Prompt: Copy every one of the rows below word for word, but leave out the pictures.

--- start Material ---

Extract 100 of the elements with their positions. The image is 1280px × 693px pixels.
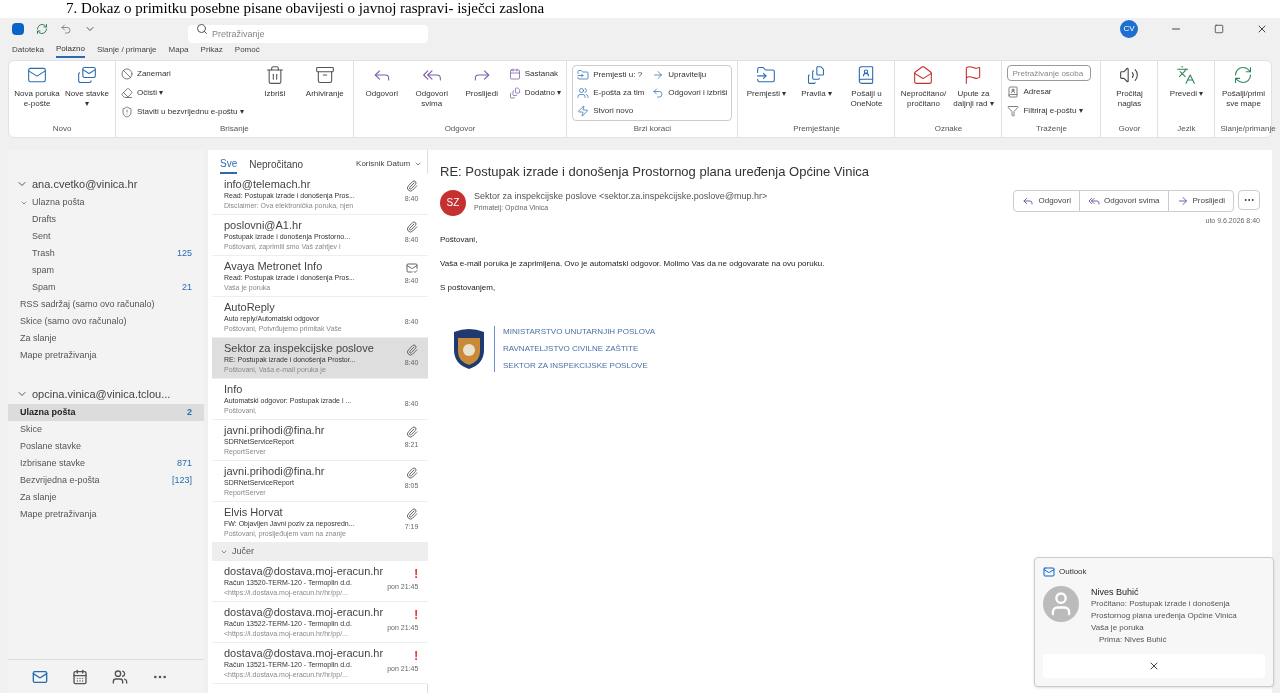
menu-tab[interactable]: Polazno bbox=[56, 42, 85, 58]
user-avatar[interactable]: CV bbox=[1120, 20, 1138, 38]
menu-tab[interactable]: Pomoć bbox=[234, 42, 260, 58]
folder-item[interactable]: Trash 125 bbox=[8, 245, 204, 262]
sender-name: javni.prihodi@fina.hr bbox=[224, 465, 326, 478]
close-icon[interactable] bbox=[1256, 23, 1268, 35]
ribbon-button[interactable]: Premjesti u: ? bbox=[577, 66, 645, 83]
ribbon-icon bbox=[577, 86, 590, 99]
folder-item[interactable]: Mape pretraživanja bbox=[8, 506, 204, 523]
menu-tab[interactable]: Mapa bbox=[168, 42, 189, 58]
ribbon-button[interactable]: Odgovori bbox=[358, 65, 405, 99]
unread-count: [123] bbox=[171, 473, 192, 487]
ribbon-icon bbox=[508, 67, 521, 80]
ribbon-icon bbox=[77, 65, 97, 85]
ribbon-icon bbox=[121, 105, 133, 118]
ribbon-button[interactable]: Dodatno ▾ bbox=[508, 84, 562, 101]
folder-item[interactable]: Za slanje bbox=[8, 489, 204, 506]
folder-item[interactable]: Za slanje bbox=[8, 330, 204, 347]
undo-icon[interactable] bbox=[60, 23, 72, 35]
people-search-field[interactable]: Pretraživanje osoba bbox=[1007, 65, 1092, 81]
ribbon-button[interactable]: Staviti u bezvrijednu e-poštu ▾ bbox=[121, 103, 244, 120]
sender-name: dostava@dostava.moj-eracun.hr bbox=[224, 606, 384, 619]
ribbon-icon bbox=[756, 65, 777, 85]
group-header[interactable]: Jučer bbox=[212, 543, 431, 561]
ribbon-button[interactable]: Zanemari bbox=[121, 65, 244, 82]
menu-tab[interactable]: Prikaz bbox=[200, 42, 223, 58]
ribbon-button[interactable]: E-pošta za tim bbox=[577, 84, 645, 101]
ribbon-button[interactable]: Pošalji u OneNote bbox=[843, 65, 890, 109]
folder-item[interactable]: Spam 21 bbox=[8, 279, 204, 296]
ribbon-button[interactable]: Izbriši bbox=[251, 65, 298, 99]
folder-item[interactable]: Ulazna pošta bbox=[8, 194, 204, 211]
ribbon-button[interactable]: Pravila ▾ bbox=[793, 65, 840, 99]
ribbon-icon bbox=[652, 68, 665, 81]
body-paragraph: Vaša e-mail poruka je zaprimljena. Ovo je automatski odgovor. Molimo Vas da ne odgovarate na ovu poruku. bbox=[440, 258, 826, 270]
menu-tab[interactable]: Datoteka bbox=[12, 42, 45, 58]
ribbon-group-label: Brzi koraci bbox=[632, 123, 672, 135]
ribbon-button[interactable]: Nova poruka e-pošte bbox=[14, 65, 60, 109]
ribbon-button[interactable]: Očisti ▾ bbox=[121, 84, 244, 101]
ribbon-button[interactable]: Arhiviranje bbox=[301, 65, 348, 99]
shield-emblem-icon bbox=[452, 328, 486, 370]
ribbon-button[interactable]: Nove stavke ▾ bbox=[64, 65, 110, 109]
filter-tab[interactable]: Nepročitano bbox=[249, 154, 304, 174]
sender-name: AutoReply bbox=[224, 301, 276, 314]
chevron-icon bbox=[220, 548, 228, 556]
folder-item[interactable]: Izbrisane stavke 871 bbox=[8, 455, 204, 472]
folder-item[interactable]: RSS sadržaj (samo ovo računalo) bbox=[8, 296, 204, 313]
ribbon-icon bbox=[508, 86, 521, 99]
ribbon-button[interactable]: Pročitaj naglas bbox=[1106, 65, 1153, 109]
ribbon-button[interactable]: Proslijedi bbox=[458, 65, 505, 99]
folder-item[interactable]: Skice bbox=[8, 421, 204, 438]
account-name[interactable]: opcina.vinica@vinica.tclou... bbox=[32, 385, 171, 403]
ribbon-button[interactable]: Odgovori svima bbox=[408, 65, 455, 109]
unread-count: 21 bbox=[182, 280, 192, 294]
action-button[interactable]: Proslijedi bbox=[1168, 190, 1233, 211]
menu-tab[interactable]: Slanje / primanje bbox=[96, 42, 157, 58]
search-field[interactable]: Pretraživanje bbox=[188, 25, 428, 43]
email-subject: RE: Postupak izrade i donošenja Prostornog plana uređenja Općine Vinica bbox=[440, 163, 871, 181]
ribbon-button[interactable]: Nepročitano/ pročitano bbox=[900, 65, 947, 109]
avatar-silhouette-icon bbox=[1043, 586, 1079, 622]
action-icon bbox=[1176, 194, 1189, 207]
app-name: Outlook bbox=[1059, 566, 1087, 578]
ribbon-icon bbox=[121, 86, 133, 99]
calendar-icon[interactable] bbox=[72, 668, 88, 685]
folder-item[interactable]: Skice (samo ovo računalo) bbox=[8, 313, 204, 330]
ribbon-button[interactable]: Stvori novo bbox=[577, 102, 645, 119]
sender-name: info@telemach.hr bbox=[224, 178, 312, 191]
body-paragraph: Poštovani, bbox=[440, 234, 479, 246]
ribbon-button[interactable]: Filtriraj e-poštu ▾ bbox=[1007, 102, 1092, 119]
sync-icon[interactable] bbox=[36, 23, 48, 35]
mail-icon[interactable] bbox=[32, 668, 48, 685]
sender-avatar: SZ bbox=[440, 189, 466, 216]
sort-dropdown[interactable]: Korisnik Datum bbox=[356, 158, 423, 170]
account-name[interactable]: ana.cvetko@vinica.hr bbox=[32, 175, 138, 193]
ribbon-button[interactable]: Pošalji/primi sve mape bbox=[1220, 65, 1267, 109]
ribbon-button[interactable]: Premjesti ▾ bbox=[743, 65, 790, 99]
action-button[interactable]: Odgovori bbox=[1014, 190, 1080, 211]
ribbon-icon bbox=[806, 65, 827, 85]
action-button[interactable]: Odgovori svima bbox=[1079, 190, 1169, 211]
ribbon-button[interactable]: Upute za daljnji rad ▾ bbox=[950, 65, 997, 109]
ribbon-button[interactable]: Adresar bbox=[1007, 83, 1092, 100]
sender-name: Elvis Horvat bbox=[224, 506, 284, 519]
folder-item[interactable]: Drafts bbox=[8, 211, 204, 228]
ribbon-button[interactable]: Upravitelju bbox=[652, 66, 728, 83]
maximize-icon[interactable] bbox=[1214, 24, 1224, 34]
ribbon-icon bbox=[577, 68, 590, 81]
ribbon-group-label: Slanje/primanje bbox=[1220, 123, 1276, 135]
ribbon-button[interactable]: Odgovori i izbriši bbox=[652, 84, 728, 101]
folder-item[interactable]: spam bbox=[8, 262, 204, 279]
folder-item[interactable]: Mape pretraživanja bbox=[8, 347, 204, 364]
folder-item[interactable]: Bezvrijedna e-pošta [123] bbox=[8, 472, 204, 489]
more-button[interactable] bbox=[1238, 189, 1260, 210]
body-paragraph: S poštovanjem, bbox=[440, 282, 497, 294]
people-icon[interactable] bbox=[112, 668, 128, 685]
importance-label: ! bbox=[413, 567, 419, 580]
ribbon-button[interactable]: Sastanak bbox=[508, 65, 562, 82]
ribbon-button[interactable]: Prevedi ▾ bbox=[1163, 65, 1210, 99]
folder-item[interactable]: Ulazna pošta 2 bbox=[8, 404, 204, 421]
folder-item[interactable]: Sent bbox=[8, 228, 204, 245]
sender-name: Info bbox=[224, 383, 244, 396]
folder-item[interactable]: Poslane stavke bbox=[8, 438, 204, 455]
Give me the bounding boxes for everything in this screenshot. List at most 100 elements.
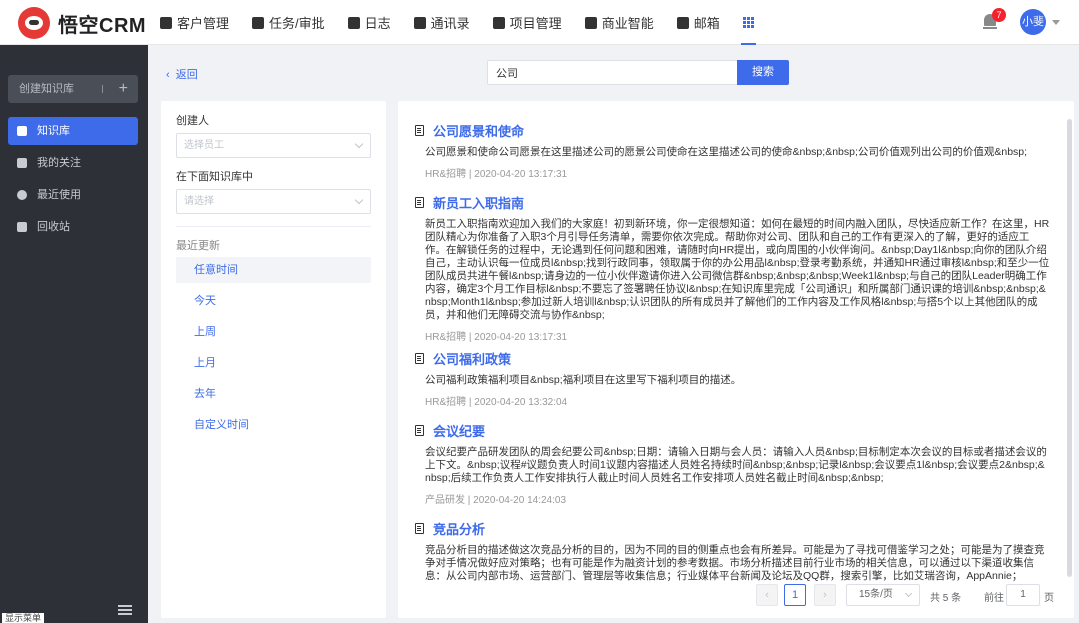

--- end Material ---

Output:
Extract 100 of the elements with their positions. The image is 1280px × 693px pixels.
menu-tab[interactable]: Polazno bbox=[56, 42, 85, 58]
user-avatar[interactable]: CV bbox=[1120, 20, 1138, 38]
menu-tab[interactable]: Pomoć bbox=[234, 42, 260, 58]
folder-item[interactable]: Trash 125 bbox=[8, 245, 204, 262]
sender-name: javni.prihodi@fina.hr bbox=[224, 465, 326, 478]
close-icon[interactable] bbox=[1256, 23, 1268, 35]
ribbon-button[interactable]: Premjesti u: ? bbox=[577, 66, 645, 83]
ribbon-icon bbox=[577, 86, 590, 99]
folder-item[interactable]: Mape pretraživanja bbox=[8, 506, 204, 523]
menu-tab[interactable]: Mapa bbox=[168, 42, 189, 58]
ribbon-button[interactable]: Odgovori bbox=[358, 65, 405, 99]
unread-count: [123] bbox=[171, 473, 192, 487]
ribbon-icon bbox=[508, 67, 521, 80]
ribbon-icon bbox=[77, 65, 97, 85]
ribbon-icon bbox=[121, 105, 133, 118]
ribbon-button[interactable]: Dodatno ▾ bbox=[508, 84, 562, 101]
folder-item[interactable]: Za slanje bbox=[8, 489, 204, 506]
folder-item[interactable]: Za slanje bbox=[8, 330, 204, 347]
undo-icon[interactable] bbox=[60, 23, 72, 35]
people-search-field[interactable]: Pretraživanje osoba bbox=[1007, 65, 1092, 81]
ribbon-button[interactable]: Staviti u bezvrijednu e-poštu ▾ bbox=[121, 103, 244, 120]
sender-name: dostava@dostava.moj-eracun.hr bbox=[224, 606, 384, 619]
ribbon-icon bbox=[756, 65, 777, 85]
group-header[interactable]: Jučer bbox=[212, 543, 431, 561]
ribbon-button[interactable]: Zanemari bbox=[121, 65, 244, 82]
menu-tab[interactable]: Prikaz bbox=[200, 42, 223, 58]
ribbon-button[interactable]: E-pošta za tim bbox=[577, 84, 645, 101]
ribbon-button[interactable]: Pošalji u OneNote bbox=[843, 65, 890, 109]
folder-item[interactable]: Spam 21 bbox=[8, 279, 204, 296]
ribbon-button[interactable]: Izbriši bbox=[251, 65, 298, 99]
folder-item[interactable]: Ulazna pošta bbox=[8, 194, 204, 211]
ribbon-button[interactable]: Pravila ▾ bbox=[793, 65, 840, 99]
ribbon-icon bbox=[652, 68, 665, 81]
body-paragraph: Vaša e-mail poruka je zaprimljena. Ovo je automatski odgovor. Molimo Vas da ne odgovarate na ovu poruku. bbox=[440, 258, 826, 270]
menu-tab[interactable]: Datoteka bbox=[12, 42, 45, 58]
ribbon-group-label: Brzi koraci bbox=[632, 123, 672, 135]
ribbon-button[interactable]: Nova poruka e-pošte bbox=[14, 65, 60, 109]
ribbon-button[interactable]: Očisti ▾ bbox=[121, 84, 244, 101]
ribbon-button[interactable]: Arhiviranje bbox=[301, 65, 348, 99]
shield-emblem-icon bbox=[452, 328, 486, 370]
ribbon-button[interactable]: Nove stavke ▾ bbox=[64, 65, 110, 109]
filter-tab[interactable]: Nepročitano bbox=[249, 154, 304, 174]
sender-name: AutoReply bbox=[224, 301, 276, 314]
chevron-icon bbox=[220, 548, 228, 556]
folder-item[interactable]: Izbrisane stavke 871 bbox=[8, 455, 204, 472]
folder-item[interactable]: RSS sadržaj (samo ovo računalo) bbox=[8, 296, 204, 313]
ribbon-icon bbox=[508, 86, 521, 99]
ribbon-button[interactable]: Pročitaj naglas bbox=[1106, 65, 1153, 109]
ribbon-button[interactable]: Proslijedi bbox=[458, 65, 505, 99]
folder-item[interactable]: Skice bbox=[8, 421, 204, 438]
account-name[interactable]: opcina.vinica@vinica.tclou... bbox=[32, 385, 171, 403]
ribbon-button[interactable]: Odgovori svima bbox=[408, 65, 455, 109]
unread-count: 21 bbox=[182, 280, 192, 294]
action-button[interactable]: Proslijedi bbox=[1168, 190, 1233, 211]
menu-tab[interactable]: Slanje / primanje bbox=[96, 42, 157, 58]
search-field[interactable]: Pretraživanje bbox=[188, 25, 428, 43]
email-subject: RE: Postupak izrade i donošenja Prostornog plana uređenja Općine Vinica bbox=[440, 163, 871, 181]
ribbon-button[interactable]: Nepročitano/ pročitano bbox=[900, 65, 947, 109]
avatar-silhouette-icon bbox=[1043, 586, 1079, 622]
action-icon bbox=[1176, 194, 1189, 207]
app-name: Outlook bbox=[1059, 566, 1087, 578]
ribbon-icon bbox=[121, 86, 133, 99]
calendar-icon[interactable] bbox=[72, 668, 88, 685]
folder-item[interactable]: Skice (samo ovo računalo) bbox=[8, 313, 204, 330]
ribbon-button[interactable]: Stvori novo bbox=[577, 102, 645, 119]
sender-name: info@telemach.hr bbox=[224, 178, 312, 191]
body-paragraph: Poštovani, bbox=[440, 234, 479, 246]
ribbon-button[interactable]: Filtriraj e-poštu ▾ bbox=[1007, 102, 1092, 119]
sync-icon[interactable] bbox=[36, 23, 48, 35]
mail-icon[interactable] bbox=[32, 668, 48, 685]
sender-avatar: SZ bbox=[440, 189, 466, 216]
sort-dropdown[interactable]: Korisnik Datum bbox=[356, 158, 423, 170]
account-name[interactable]: ana.cvetko@vinica.hr bbox=[32, 175, 138, 193]
ribbon-button[interactable]: Pošalji/primi sve mape bbox=[1220, 65, 1267, 109]
ribbon-button[interactable]: Premjesti ▾ bbox=[743, 65, 790, 99]
action-button[interactable]: Odgovori bbox=[1014, 190, 1080, 211]
ribbon-icon bbox=[806, 65, 827, 85]
action-button[interactable]: Odgovori svima bbox=[1079, 190, 1169, 211]
ribbon-button[interactable]: Upute za daljnji rad ▾ bbox=[950, 65, 997, 109]
ribbon-button[interactable]: Adresar bbox=[1007, 83, 1092, 100]
sender-name: Elvis Horvat bbox=[224, 506, 284, 519]
folder-item[interactable]: Drafts bbox=[8, 211, 204, 228]
ribbon-button[interactable]: Upravitelju bbox=[652, 66, 728, 83]
maximize-icon[interactable] bbox=[1214, 24, 1224, 34]
ribbon-icon bbox=[577, 68, 590, 81]
ribbon-group-label: Slanje/primanje bbox=[1220, 123, 1276, 135]
ribbon-button[interactable]: Odgovori i izbriši bbox=[652, 84, 728, 101]
folder-item[interactable]: spam bbox=[8, 262, 204, 279]
folder-item[interactable]: Mape pretraživanja bbox=[8, 347, 204, 364]
folder-item[interactable]: Bezvrijedna e-pošta [123] bbox=[8, 472, 204, 489]
more-button[interactable] bbox=[1238, 189, 1260, 210]
body-paragraph: S poštovanjem, bbox=[440, 282, 497, 294]
people-icon[interactable] bbox=[112, 668, 128, 685]
importance-label: ! bbox=[413, 567, 419, 580]
ribbon-button[interactable]: Sastanak bbox=[508, 65, 562, 82]
ribbon-button[interactable]: Prevedi ▾ bbox=[1163, 65, 1210, 99]
folder-item[interactable]: Ulazna pošta 2 bbox=[8, 404, 204, 421]
folder-item[interactable]: Sent bbox=[8, 228, 204, 245]
sender-name: Info bbox=[224, 383, 244, 396]
folder-item[interactable]: Poslane stavke bbox=[8, 438, 204, 455]
Give me the bounding boxes for everything in this screenshot. List at most 100 elements.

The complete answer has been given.